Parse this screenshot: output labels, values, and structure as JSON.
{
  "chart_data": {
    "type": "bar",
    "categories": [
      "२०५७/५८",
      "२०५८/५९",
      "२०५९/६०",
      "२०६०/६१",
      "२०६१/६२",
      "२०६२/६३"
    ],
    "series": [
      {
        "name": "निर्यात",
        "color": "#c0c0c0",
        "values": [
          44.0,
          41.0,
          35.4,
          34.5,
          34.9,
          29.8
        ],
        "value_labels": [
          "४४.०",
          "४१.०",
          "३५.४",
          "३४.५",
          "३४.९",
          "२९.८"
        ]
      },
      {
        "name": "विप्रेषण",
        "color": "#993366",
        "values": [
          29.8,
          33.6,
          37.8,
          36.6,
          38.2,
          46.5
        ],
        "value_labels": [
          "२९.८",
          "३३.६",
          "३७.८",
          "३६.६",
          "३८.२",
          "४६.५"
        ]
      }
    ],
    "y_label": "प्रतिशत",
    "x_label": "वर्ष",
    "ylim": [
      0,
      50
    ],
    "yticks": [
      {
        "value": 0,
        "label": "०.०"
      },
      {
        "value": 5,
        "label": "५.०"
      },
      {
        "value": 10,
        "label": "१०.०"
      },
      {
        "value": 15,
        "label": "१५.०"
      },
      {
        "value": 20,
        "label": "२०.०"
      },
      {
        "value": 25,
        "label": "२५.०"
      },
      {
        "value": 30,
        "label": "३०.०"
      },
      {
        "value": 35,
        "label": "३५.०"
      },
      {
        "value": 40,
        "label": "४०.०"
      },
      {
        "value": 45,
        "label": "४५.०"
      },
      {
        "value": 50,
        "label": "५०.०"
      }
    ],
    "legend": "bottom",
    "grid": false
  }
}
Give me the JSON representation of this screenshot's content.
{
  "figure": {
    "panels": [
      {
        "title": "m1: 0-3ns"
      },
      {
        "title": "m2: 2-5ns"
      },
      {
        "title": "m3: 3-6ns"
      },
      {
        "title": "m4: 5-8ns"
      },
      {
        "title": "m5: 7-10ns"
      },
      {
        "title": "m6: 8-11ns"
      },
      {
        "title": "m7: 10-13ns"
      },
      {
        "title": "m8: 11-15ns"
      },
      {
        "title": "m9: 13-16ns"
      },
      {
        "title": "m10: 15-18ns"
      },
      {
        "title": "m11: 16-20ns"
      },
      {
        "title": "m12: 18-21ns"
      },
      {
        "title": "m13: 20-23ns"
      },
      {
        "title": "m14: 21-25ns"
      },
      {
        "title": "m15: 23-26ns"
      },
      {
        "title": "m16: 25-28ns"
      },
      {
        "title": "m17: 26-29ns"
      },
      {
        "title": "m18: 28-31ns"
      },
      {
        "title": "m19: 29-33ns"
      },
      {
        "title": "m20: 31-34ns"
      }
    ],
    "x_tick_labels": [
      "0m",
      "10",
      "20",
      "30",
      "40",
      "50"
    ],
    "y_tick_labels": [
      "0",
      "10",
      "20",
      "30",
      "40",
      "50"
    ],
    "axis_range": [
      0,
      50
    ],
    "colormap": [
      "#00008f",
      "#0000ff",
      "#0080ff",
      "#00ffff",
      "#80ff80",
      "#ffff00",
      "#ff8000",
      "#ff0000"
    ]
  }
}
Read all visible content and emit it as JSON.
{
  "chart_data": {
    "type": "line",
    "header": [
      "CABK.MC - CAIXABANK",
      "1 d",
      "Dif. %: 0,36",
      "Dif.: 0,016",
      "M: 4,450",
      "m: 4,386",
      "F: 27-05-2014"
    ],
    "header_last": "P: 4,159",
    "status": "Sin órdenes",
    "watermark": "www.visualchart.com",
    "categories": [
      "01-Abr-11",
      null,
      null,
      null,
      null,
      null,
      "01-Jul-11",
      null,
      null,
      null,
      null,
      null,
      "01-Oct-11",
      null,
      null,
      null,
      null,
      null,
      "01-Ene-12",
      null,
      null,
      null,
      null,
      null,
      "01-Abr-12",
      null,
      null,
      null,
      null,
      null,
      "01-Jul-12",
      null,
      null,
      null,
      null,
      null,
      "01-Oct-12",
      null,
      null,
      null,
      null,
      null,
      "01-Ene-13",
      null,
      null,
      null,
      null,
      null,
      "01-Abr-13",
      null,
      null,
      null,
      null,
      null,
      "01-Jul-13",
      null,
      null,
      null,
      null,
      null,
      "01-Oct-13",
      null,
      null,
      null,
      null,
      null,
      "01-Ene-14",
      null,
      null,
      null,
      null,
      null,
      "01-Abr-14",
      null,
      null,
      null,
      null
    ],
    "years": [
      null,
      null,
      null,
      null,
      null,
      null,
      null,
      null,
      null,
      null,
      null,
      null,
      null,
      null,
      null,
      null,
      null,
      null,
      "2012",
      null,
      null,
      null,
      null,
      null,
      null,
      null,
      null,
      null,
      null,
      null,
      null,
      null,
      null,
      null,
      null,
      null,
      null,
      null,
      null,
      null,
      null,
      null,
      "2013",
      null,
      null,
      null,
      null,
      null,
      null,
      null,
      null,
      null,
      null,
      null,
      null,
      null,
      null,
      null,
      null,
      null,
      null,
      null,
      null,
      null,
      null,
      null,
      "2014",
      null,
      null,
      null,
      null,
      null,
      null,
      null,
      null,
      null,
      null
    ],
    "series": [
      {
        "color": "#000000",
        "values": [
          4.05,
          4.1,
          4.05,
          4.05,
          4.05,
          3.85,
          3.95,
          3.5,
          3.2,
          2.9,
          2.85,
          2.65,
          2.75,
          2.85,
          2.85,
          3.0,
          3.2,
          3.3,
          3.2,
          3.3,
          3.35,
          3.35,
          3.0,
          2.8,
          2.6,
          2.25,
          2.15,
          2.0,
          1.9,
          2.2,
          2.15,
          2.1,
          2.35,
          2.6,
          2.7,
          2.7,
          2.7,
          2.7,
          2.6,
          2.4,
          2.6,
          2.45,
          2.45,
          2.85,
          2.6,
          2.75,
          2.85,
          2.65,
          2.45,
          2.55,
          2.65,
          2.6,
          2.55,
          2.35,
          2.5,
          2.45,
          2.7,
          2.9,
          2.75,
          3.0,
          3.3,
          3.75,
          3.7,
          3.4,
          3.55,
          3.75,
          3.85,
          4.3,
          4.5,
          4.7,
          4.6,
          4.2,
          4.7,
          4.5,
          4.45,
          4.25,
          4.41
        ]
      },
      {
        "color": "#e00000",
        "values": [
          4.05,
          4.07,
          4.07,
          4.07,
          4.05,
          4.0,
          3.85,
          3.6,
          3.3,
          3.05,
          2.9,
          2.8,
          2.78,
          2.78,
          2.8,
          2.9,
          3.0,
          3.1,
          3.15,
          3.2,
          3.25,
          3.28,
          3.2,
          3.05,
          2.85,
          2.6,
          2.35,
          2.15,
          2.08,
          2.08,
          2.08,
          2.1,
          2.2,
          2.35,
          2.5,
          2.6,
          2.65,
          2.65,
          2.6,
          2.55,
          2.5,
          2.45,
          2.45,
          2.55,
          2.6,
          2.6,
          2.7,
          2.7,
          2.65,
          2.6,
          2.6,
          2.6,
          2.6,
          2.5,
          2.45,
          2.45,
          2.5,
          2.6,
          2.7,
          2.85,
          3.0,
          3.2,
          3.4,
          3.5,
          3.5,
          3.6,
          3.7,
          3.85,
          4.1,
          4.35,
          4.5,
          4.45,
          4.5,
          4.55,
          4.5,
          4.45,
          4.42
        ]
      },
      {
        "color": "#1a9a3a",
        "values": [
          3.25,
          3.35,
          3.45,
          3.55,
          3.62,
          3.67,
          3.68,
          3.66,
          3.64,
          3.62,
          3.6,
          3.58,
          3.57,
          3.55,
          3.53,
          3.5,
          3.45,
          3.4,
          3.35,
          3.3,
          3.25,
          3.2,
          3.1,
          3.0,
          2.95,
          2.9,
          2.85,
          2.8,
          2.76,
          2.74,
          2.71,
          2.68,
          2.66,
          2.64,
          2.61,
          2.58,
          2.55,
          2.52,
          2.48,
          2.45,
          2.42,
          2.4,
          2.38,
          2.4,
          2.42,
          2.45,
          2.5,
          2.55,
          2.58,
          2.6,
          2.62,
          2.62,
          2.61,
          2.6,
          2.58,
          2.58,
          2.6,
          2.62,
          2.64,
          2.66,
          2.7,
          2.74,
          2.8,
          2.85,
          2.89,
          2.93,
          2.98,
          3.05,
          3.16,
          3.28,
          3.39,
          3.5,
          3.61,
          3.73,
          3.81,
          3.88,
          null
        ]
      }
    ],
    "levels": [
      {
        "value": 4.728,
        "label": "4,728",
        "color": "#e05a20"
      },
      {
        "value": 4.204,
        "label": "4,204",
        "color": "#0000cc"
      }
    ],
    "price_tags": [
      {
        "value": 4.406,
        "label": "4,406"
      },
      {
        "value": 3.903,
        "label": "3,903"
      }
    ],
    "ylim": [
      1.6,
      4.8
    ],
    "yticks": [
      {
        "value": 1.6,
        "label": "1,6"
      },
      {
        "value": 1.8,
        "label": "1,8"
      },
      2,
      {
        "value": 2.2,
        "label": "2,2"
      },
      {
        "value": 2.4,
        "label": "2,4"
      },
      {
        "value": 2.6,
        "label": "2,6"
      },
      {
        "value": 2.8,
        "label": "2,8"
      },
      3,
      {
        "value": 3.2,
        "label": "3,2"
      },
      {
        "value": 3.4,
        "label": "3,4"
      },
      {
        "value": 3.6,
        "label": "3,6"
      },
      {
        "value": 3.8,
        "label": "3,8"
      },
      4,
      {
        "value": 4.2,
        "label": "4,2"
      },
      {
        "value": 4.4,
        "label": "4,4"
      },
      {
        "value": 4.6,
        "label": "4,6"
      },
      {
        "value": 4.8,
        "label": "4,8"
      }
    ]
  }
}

-=-=-

**Task objective:**
Identify and copy the lines holding the word "screenshot".

**Task answer:**
Parse this screenshot: output labels, values, and structure as JSON.
Give me the JSON representation of this screenshot's content.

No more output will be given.